SHORT PROBLEM
Locate the word "individuals" in the material, then show every line that holds it.

DATA ENTRIES

_ _ _ _

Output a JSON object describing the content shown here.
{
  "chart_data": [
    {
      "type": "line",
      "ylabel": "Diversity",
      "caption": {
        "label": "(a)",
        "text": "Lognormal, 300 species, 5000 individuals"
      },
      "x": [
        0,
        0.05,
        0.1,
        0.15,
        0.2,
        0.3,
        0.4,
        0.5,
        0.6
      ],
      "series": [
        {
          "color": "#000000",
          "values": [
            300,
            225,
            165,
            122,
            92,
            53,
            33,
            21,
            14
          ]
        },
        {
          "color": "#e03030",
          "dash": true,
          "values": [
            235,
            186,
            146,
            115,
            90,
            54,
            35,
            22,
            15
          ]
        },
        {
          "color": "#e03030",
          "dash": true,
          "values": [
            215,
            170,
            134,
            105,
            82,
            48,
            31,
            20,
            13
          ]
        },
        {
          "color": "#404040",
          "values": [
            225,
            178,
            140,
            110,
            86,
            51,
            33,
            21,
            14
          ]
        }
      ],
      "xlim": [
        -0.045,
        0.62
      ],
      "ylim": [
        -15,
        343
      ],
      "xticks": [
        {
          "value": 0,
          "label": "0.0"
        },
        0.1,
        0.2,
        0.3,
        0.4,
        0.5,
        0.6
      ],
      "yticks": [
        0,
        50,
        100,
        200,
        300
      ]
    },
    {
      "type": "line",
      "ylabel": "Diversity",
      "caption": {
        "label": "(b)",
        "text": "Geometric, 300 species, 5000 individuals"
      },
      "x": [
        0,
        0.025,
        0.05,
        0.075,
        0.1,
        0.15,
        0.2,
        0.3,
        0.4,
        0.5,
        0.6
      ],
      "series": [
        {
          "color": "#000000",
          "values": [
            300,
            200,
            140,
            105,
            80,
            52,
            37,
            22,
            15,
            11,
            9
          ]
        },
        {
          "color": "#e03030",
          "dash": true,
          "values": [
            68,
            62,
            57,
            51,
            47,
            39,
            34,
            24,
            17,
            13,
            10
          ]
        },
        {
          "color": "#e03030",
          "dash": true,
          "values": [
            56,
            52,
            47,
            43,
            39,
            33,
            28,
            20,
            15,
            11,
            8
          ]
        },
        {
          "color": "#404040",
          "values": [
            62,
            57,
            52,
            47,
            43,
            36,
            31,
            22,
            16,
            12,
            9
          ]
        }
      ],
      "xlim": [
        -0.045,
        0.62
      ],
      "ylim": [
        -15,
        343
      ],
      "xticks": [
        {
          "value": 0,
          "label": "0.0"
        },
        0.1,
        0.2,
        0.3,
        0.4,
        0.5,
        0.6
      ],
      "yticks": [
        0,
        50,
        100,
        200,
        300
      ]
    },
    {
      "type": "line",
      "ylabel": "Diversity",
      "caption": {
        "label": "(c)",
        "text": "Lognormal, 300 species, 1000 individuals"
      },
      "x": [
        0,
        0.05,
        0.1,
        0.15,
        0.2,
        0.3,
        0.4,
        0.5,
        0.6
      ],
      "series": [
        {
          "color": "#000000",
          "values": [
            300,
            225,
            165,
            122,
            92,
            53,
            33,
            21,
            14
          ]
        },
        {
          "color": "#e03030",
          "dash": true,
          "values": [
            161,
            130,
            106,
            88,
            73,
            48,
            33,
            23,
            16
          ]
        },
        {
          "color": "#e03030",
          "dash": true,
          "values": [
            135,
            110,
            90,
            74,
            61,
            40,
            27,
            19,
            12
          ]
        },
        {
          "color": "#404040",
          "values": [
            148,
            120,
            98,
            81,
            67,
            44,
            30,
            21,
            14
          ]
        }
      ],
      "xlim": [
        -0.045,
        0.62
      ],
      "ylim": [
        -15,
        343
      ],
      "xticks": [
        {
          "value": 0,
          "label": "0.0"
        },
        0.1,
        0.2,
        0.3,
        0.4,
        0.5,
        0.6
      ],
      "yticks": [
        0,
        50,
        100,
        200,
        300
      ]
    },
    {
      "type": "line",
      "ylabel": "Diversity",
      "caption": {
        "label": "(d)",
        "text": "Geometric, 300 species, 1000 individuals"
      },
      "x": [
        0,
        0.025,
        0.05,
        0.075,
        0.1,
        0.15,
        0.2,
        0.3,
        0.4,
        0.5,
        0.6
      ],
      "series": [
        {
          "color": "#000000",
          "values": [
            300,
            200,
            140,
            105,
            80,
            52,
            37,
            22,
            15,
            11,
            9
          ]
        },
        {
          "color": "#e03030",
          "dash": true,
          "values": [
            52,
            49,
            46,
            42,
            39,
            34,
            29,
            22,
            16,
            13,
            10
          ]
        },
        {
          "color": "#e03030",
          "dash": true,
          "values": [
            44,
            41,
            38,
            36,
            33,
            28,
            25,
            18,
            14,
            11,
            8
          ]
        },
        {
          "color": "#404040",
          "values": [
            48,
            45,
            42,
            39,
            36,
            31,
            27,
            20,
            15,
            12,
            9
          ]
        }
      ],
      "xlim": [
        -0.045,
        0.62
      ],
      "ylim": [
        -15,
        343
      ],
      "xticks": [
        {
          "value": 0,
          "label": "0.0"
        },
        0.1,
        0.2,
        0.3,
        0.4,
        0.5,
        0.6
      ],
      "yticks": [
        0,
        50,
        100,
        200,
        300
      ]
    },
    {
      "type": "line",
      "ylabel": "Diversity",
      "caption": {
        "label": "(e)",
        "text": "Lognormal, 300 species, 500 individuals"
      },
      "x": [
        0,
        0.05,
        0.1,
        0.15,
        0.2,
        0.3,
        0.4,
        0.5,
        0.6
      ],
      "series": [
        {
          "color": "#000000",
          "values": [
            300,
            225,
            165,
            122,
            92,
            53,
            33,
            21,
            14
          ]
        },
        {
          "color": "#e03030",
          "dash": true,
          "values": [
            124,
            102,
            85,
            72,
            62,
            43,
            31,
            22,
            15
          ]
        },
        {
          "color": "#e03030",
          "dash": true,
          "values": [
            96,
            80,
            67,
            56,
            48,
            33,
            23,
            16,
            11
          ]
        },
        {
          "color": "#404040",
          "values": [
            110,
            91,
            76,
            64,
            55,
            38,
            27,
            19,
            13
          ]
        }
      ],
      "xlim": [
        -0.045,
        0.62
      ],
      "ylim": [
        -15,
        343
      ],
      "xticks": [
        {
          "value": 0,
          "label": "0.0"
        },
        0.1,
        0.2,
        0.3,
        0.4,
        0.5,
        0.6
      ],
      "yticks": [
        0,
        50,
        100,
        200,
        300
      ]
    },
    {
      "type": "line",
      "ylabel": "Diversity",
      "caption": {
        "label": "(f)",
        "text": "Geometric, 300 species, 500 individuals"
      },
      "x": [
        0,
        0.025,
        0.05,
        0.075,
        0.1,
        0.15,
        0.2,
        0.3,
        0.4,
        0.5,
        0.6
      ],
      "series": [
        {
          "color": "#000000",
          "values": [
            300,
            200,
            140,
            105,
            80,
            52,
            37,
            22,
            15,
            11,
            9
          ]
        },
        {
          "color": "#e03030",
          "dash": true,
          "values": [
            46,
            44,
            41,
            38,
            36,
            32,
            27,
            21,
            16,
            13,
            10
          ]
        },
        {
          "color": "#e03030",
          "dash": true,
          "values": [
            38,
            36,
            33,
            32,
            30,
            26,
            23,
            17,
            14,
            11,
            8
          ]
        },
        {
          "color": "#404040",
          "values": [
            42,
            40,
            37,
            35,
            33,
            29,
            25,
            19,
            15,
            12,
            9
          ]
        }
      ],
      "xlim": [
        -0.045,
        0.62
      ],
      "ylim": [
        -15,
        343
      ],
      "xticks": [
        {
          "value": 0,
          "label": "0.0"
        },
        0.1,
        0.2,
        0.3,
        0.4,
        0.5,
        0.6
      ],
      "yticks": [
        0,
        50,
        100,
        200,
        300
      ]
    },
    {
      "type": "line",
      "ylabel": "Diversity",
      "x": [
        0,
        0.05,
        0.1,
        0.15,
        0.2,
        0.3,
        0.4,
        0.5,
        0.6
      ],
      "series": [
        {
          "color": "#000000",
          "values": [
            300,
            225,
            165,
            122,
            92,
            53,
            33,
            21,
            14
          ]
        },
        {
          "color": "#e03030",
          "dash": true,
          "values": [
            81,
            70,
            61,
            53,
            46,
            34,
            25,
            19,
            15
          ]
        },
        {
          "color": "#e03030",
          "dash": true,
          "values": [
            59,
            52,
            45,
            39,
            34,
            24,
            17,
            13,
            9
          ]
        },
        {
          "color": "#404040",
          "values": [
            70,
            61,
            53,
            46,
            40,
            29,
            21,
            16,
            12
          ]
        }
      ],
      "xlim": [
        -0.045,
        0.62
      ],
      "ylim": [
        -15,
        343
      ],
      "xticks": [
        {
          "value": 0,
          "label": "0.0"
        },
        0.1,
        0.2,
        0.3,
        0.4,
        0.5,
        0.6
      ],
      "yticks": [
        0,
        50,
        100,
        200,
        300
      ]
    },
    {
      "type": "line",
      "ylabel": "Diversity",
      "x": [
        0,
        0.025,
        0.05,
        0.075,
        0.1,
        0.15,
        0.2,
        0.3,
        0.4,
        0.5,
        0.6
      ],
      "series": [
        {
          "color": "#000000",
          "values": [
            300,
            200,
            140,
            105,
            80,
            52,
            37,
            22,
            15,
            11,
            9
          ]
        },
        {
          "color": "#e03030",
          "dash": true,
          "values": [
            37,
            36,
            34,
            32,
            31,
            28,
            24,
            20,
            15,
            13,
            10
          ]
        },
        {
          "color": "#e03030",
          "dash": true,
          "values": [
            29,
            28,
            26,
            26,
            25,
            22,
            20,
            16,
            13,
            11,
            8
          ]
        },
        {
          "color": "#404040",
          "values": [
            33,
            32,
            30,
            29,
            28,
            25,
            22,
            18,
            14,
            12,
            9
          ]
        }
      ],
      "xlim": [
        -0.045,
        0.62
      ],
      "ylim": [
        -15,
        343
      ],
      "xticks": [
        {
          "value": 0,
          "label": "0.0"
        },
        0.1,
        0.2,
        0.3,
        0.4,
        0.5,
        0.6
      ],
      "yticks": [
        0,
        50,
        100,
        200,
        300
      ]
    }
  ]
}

_ _ _ _

CORRECT RESULT
        "text": "Lognormal, 300 species, 5000 individuals"
        "text": "Geometric, 300 species, 5000 individuals"
        "text": "Lognormal, 300 species, 1000 individuals"
        "text": "Geometric, 300 species, 1000 individuals"
        "text": "Lognormal, 300 species, 500 individuals"
        "text": "Geometric, 300 species, 500 individuals"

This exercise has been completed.